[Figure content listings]
* * * * *

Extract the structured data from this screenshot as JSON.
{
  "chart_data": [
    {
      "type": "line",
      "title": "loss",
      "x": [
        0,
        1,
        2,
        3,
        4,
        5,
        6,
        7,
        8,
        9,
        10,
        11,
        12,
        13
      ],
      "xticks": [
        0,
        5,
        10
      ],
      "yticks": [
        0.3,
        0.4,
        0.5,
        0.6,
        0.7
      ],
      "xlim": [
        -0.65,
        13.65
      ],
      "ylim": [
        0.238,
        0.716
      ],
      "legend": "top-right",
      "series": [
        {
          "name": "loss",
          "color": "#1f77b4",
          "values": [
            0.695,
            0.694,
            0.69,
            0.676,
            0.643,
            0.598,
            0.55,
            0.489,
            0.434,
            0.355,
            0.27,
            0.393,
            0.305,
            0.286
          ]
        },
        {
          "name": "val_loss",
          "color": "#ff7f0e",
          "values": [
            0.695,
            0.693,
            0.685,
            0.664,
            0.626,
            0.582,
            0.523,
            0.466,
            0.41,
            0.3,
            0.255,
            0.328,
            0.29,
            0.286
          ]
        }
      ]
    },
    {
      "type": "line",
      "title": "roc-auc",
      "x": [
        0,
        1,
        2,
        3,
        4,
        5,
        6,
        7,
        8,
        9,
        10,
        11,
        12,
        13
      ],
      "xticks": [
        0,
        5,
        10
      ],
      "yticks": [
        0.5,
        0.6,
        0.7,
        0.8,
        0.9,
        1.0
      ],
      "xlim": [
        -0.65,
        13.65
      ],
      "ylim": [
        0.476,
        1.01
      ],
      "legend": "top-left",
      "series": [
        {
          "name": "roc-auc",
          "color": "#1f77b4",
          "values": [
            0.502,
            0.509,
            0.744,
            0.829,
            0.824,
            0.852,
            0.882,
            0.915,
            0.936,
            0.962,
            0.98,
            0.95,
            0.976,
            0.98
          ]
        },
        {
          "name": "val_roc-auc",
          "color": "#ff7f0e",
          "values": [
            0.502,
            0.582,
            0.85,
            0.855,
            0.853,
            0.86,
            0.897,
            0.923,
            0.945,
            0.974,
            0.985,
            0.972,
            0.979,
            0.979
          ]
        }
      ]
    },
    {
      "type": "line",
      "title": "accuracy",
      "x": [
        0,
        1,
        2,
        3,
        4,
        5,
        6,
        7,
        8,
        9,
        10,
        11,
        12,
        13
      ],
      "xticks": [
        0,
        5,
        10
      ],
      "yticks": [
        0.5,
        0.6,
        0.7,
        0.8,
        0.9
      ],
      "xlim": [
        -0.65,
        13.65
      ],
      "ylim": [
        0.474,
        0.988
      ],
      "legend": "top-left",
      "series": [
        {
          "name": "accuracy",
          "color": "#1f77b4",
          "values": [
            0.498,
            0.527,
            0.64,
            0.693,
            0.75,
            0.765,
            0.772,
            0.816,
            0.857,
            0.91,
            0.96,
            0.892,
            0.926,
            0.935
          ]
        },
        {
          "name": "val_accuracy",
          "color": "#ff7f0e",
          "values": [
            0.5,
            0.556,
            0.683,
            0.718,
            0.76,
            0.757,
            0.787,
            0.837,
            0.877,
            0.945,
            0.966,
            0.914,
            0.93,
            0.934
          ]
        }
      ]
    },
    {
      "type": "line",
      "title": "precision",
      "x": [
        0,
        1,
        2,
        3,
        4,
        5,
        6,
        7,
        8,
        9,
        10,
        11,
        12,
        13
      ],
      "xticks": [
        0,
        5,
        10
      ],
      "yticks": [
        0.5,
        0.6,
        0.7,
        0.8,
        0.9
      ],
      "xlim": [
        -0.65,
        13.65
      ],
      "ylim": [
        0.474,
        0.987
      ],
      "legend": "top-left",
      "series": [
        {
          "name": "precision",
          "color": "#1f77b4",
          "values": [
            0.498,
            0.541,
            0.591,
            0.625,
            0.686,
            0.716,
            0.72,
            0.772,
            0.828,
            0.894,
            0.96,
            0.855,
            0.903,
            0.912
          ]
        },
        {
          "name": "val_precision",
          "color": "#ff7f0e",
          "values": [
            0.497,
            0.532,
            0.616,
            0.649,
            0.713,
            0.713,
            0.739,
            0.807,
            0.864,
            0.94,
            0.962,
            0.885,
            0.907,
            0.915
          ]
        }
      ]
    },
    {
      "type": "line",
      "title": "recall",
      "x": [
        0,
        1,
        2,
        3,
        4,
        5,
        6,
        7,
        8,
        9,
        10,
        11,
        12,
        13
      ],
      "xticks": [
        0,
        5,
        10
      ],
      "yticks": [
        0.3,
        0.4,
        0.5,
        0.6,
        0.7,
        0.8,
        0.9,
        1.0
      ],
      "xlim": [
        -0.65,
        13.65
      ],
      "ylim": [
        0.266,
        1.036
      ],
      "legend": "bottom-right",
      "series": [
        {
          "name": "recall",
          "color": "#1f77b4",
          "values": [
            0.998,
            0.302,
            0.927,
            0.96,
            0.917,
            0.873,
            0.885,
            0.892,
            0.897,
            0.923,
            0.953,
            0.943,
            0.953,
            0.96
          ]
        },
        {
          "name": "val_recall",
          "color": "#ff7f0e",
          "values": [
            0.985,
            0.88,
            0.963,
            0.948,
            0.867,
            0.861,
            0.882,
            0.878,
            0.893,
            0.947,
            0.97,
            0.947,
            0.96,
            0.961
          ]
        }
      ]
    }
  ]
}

* * * * *

Reproduce each entry exactly, leaving out nothing.

#### THE REPLY
Extract the structured data from this screenshot as JSON.
{
  "chart_data": [
    {
      "type": "line",
      "title": "loss",
      "x": [
        0,
        1,
        2,
        3,
        4,
        5,
        6,
        7,
        8,
        9,
        10,
        11,
        12,
        13
      ],
      "xticks": [
        0,
        5,
        10
      ],
      "yticks": [
        0.3,
        0.4,
        0.5,
        0.6,
        0.7
      ],
      "xlim": [
        -0.65,
        13.65
      ],
      "ylim": [
        0.238,
        0.716
      ],
      "legend": "top-right",
      "series": [
        {
          "name": "loss",
          "color": "#1f77b4",
          "values": [
            0.695,
            0.694,
            0.69,
            0.676,
            0.643,
            0.598,
            0.55,
            0.489,
            0.434,
            0.355,
            0.27,
            0.393,
            0.305,
            0.286
          ]
        },
        {
          "name": "val_loss",
          "color": "#ff7f0e",
          "values": [
            0.695,
            0.693,
            0.685,
            0.664,
            0.626,
            0.582,
            0.523,
            0.466,
            0.41,
            0.3,
            0.255,
            0.328,
            0.29,
            0.286
          ]
        }
      ]
    },
    {
      "type": "line",
      "title": "roc-auc",
      "x": [
        0,
        1,
        2,
        3,
        4,
        5,
        6,
        7,
        8,
        9,
        10,
        11,
        12,
        13
      ],
      "xticks": [
        0,
        5,
        10
      ],
      "yticks": [
        0.5,
        0.6,
        0.7,
        0.8,
        0.9,
        1.0
      ],
      "xlim": [
        -0.65,
        13.65
      ],
      "ylim": [
        0.476,
        1.01
      ],
      "legend": "top-left",
      "series": [
        {
          "name": "roc-auc",
          "color": "#1f77b4",
          "values": [
            0.502,
            0.509,
            0.744,
            0.829,
            0.824,
            0.852,
            0.882,
            0.915,
            0.936,
            0.962,
            0.98,
            0.95,
            0.976,
            0.98
          ]
        },
        {
          "name": "val_roc-auc",
          "color": "#ff7f0e",
          "values": [
            0.502,
            0.582,
            0.85,
            0.855,
            0.853,
            0.86,
            0.897,
            0.923,
            0.945,
            0.974,
            0.985,
            0.972,
            0.979,
            0.979
          ]
        }
      ]
    },
    {
      "type": "line",
      "title": "accuracy",
      "x": [
        0,
        1,
        2,
        3,
        4,
        5,
        6,
        7,
        8,
        9,
        10,
        11,
        12,
        13
      ],
      "xticks": [
        0,
        5,
        10
      ],
      "yticks": [
        0.5,
        0.6,
        0.7,
        0.8,
        0.9
      ],
      "xlim": [
        -0.65,
        13.65
      ],
      "ylim": [
        0.474,
        0.988
      ],
      "legend": "top-left",
      "series": [
        {
          "name": "accuracy",
          "color": "#1f77b4",
          "values": [
            0.498,
            0.527,
            0.64,
            0.693,
            0.75,
            0.765,
            0.772,
            0.816,
            0.857,
            0.91,
            0.96,
            0.892,
            0.926,
            0.935
          ]
        },
        {
          "name": "val_accuracy",
          "color": "#ff7f0e",
          "values": [
            0.5,
            0.556,
            0.683,
            0.718,
            0.76,
            0.757,
            0.787,
            0.837,
            0.877,
            0.945,
            0.966,
            0.914,
            0.93,
            0.934
          ]
        }
      ]
    },
    {
      "type": "line",
      "title": "precision",
      "x": [
        0,
        1,
        2,
        3,
        4,
        5,
        6,
        7,
        8,
        9,
        10,
        11,
        12,
        13
      ],
      "xticks": [
        0,
        5,
        10
      ],
      "yticks": [
        0.5,
        0.6,
        0.7,
        0.8,
        0.9
      ],
      "xlim": [
        -0.65,
        13.65
      ],
      "ylim": [
        0.474,
        0.987
      ],
      "legend": "top-left",
      "series": [
        {
          "name": "precision",
          "color": "#1f77b4",
          "values": [
            0.498,
            0.541,
            0.591,
            0.625,
            0.686,
            0.716,
            0.72,
            0.772,
            0.828,
            0.894,
            0.96,
            0.855,
            0.903,
            0.912
          ]
        },
        {
          "name": "val_precision",
          "color": "#ff7f0e",
          "values": [
            0.497,
            0.532,
            0.616,
            0.649,
            0.713,
            0.713,
            0.739,
            0.807,
            0.864,
            0.94,
            0.962,
            0.885,
            0.907,
            0.915
          ]
        }
      ]
    },
    {
      "type": "line",
      "title": "recall",
      "x": [
        0,
        1,
        2,
        3,
        4,
        5,
        6,
        7,
        8,
        9,
        10,
        11,
        12,
        13
      ],
      "xticks": [
        0,
        5,
        10
      ],
      "yticks": [
        0.3,
        0.4,
        0.5,
        0.6,
        0.7,
        0.8,
        0.9,
        1.0
      ],
      "xlim": [
        -0.65,
        13.65
      ],
      "ylim": [
        0.266,
        1.036
      ],
      "legend": "bottom-right",
      "series": [
        {
          "name": "recall",
          "color": "#1f77b4",
          "values": [
            0.998,
            0.302,
            0.927,
            0.96,
            0.917,
            0.873,
            0.885,
            0.892,
            0.897,
            0.923,
            0.953,
            0.943,
            0.953,
            0.96
          ]
        },
        {
          "name": "val_recall",
          "color": "#ff7f0e",
          "values": [
            0.985,
            0.88,
            0.963,
            0.948,
            0.867,
            0.861,
            0.882,
            0.878,
            0.893,
            0.947,
            0.97,
            0.947,
            0.96,
            0.961
          ]
        }
      ]
    }
  ]
}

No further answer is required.